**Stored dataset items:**
↓
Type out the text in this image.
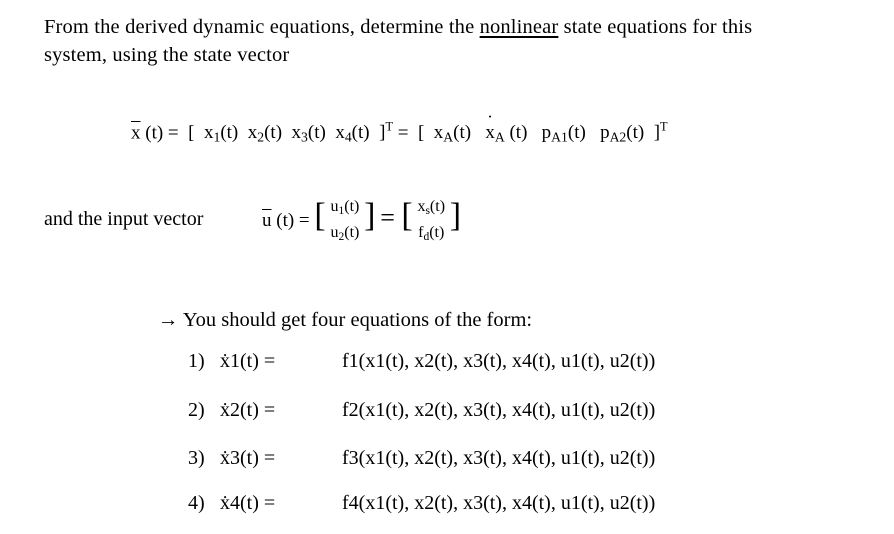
From the derived dynamic equations, determine the nonlinear state equations for this
system, using the state vector
$\overline{x}$ (t) =  [  $x_1(t)$ $x_2(t)$ $x_3(t)$ $x_4(t) ]^T$ =  [  $x_A(t)$ ˙ $x_A$ (t) $p_{A1}(t)$ $p_{A2}(t)$ ]$^T$
and the input vector	$\overline{u}$ (t) = [ $u_1(t)$
$u_2(t)$ ] = [ $x_s(t)$
$f_d(t)$ ]
→ You should get four equations of the form:
1) ẋ1(t) =	f1(x1(t), x2(t), x3(t), x4(t), u1(t), u2(t))
2) ẋ2(t) =	f2(x1(t), x2(t), x3(t), x4(t), u1(t), u2(t))
3) ẋ3(t) =	f3(x1(t), x2(t), x3(t), x4(t), u1(t), u2(t))
4) ẋ4(t) =	f4(x1(t), x2(t), x3(t), x4(t), u1(t), u2(t))
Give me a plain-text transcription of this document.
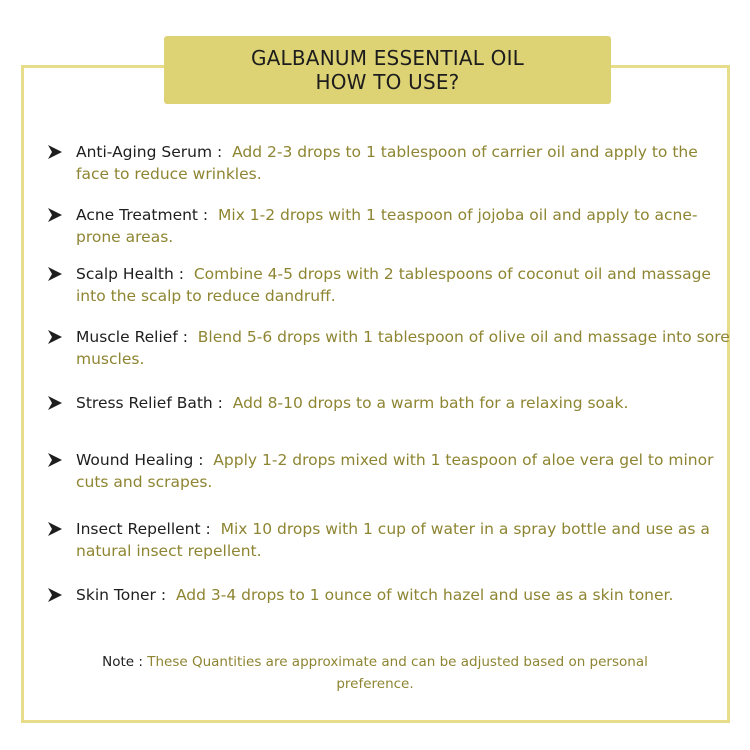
GALBANUM ESSENTIAL OIL
HOW TO USE?
Anti-Aging Serum : Add 2-3 drops to 1 tablespoon of carrier oil and apply to the face to reduce wrinkles.
Acne Treatment : Mix 1-2 drops with 1 teaspoon of jojoba oil and apply to acne-prone areas.
Scalp Health : Combine 4-5 drops with 2 tablespoons of coconut oil and massage into the scalp to reduce dandruff.
Muscle Relief : Blend 5-6 drops with 1 tablespoon of olive oil and massage into sore muscles.
Stress Relief Bath : Add 8-10 drops to a warm bath for a relaxing soak.
Wound Healing : Apply 1-2 drops mixed with 1 teaspoon of aloe vera gel to minor cuts and scrapes.
Insect Repellent : Mix 10 drops with 1 cup of water in a spray bottle and use as a natural insect repellent.
Skin Toner : Add 3-4 drops to 1 ounce of witch hazel and use as a skin toner.
Note : These Quantities are approximate and can be adjusted based on personal preference.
↑
**WHAT YOU ARE ASKED TO DO:**
Working from the lines above, reproduce the material exactly and exclude its pictures.

**ANSWER TO THIS TASK:**
Type out the text in this image.
From the derived dynamic equations, determine the nonlinear state equations for this
system, using the state vector
$\overline{x}$ (t) =  [  $x_1(t)$ $x_2(t)$ $x_3(t)$ $x_4(t) ]^T$ =  [  $x_A(t)$ ˙ $x_A$ (t) $p_{A1}(t)$ $p_{A2}(t)$ ]$^T$
and the input vector	$\overline{u}$ (t) = [ $u_1(t)$
$u_2(t)$ ] = [ $x_s(t)$
$f_d(t)$ ]
→ You should get four equations of the form:
1) ẋ1(t) =	f1(x1(t), x2(t), x3(t), x4(t), u1(t), u2(t))
2) ẋ2(t) =	f2(x1(t), x2(t), x3(t), x4(t), u1(t), u2(t))
3) ẋ3(t) =	f3(x1(t), x2(t), x3(t), x4(t), u1(t), u2(t))
4) ẋ4(t) =	f4(x1(t), x2(t), x3(t), x4(t), u1(t), u2(t))
Give me a plain-text transcription of this document.
GALBANUM ESSENTIAL OIL
HOW TO USE?
Anti-Aging Serum : Add 2-3 drops to 1 tablespoon of carrier oil and apply to the face to reduce wrinkles.
Acne Treatment : Mix 1-2 drops with 1 teaspoon of jojoba oil and apply to acne-prone areas.
Scalp Health : Combine 4-5 drops with 2 tablespoons of coconut oil and massage into the scalp to reduce dandruff.
Muscle Relief : Blend 5-6 drops with 1 tablespoon of olive oil and massage into sore muscles.
Stress Relief Bath : Add 8-10 drops to a warm bath for a relaxing soak.
Wound Healing : Apply 1-2 drops mixed with 1 teaspoon of aloe vera gel to minor cuts and scrapes.
Insect Repellent : Mix 10 drops with 1 cup of water in a spray bottle and use as a natural insect repellent.
Skin Toner : Add 3-4 drops to 1 ounce of witch hazel and use as a skin toner.
Note : These Quantities are approximate and can be adjusted based on personal preference.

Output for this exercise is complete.